● Work required:
Each line of the material below that holds the word "экономики" needs to be copied.

● Data extract:
══════

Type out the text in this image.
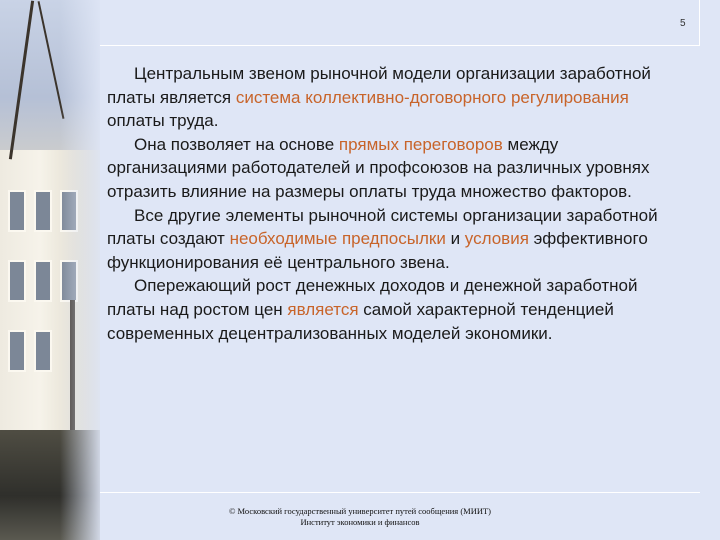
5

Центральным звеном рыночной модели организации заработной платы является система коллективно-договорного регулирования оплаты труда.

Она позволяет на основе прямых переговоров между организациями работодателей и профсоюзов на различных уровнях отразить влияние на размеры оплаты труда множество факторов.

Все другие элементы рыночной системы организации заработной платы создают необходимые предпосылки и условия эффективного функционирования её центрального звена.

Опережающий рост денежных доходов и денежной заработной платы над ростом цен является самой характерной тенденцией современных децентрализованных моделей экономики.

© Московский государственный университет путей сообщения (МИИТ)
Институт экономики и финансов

══════

● Task output:
Опережающий рост денежных доходов и денежной заработной платы над ростом цен является самой характерной тенденцией современных децентрализованных моделей экономики.
Институт экономики и финансов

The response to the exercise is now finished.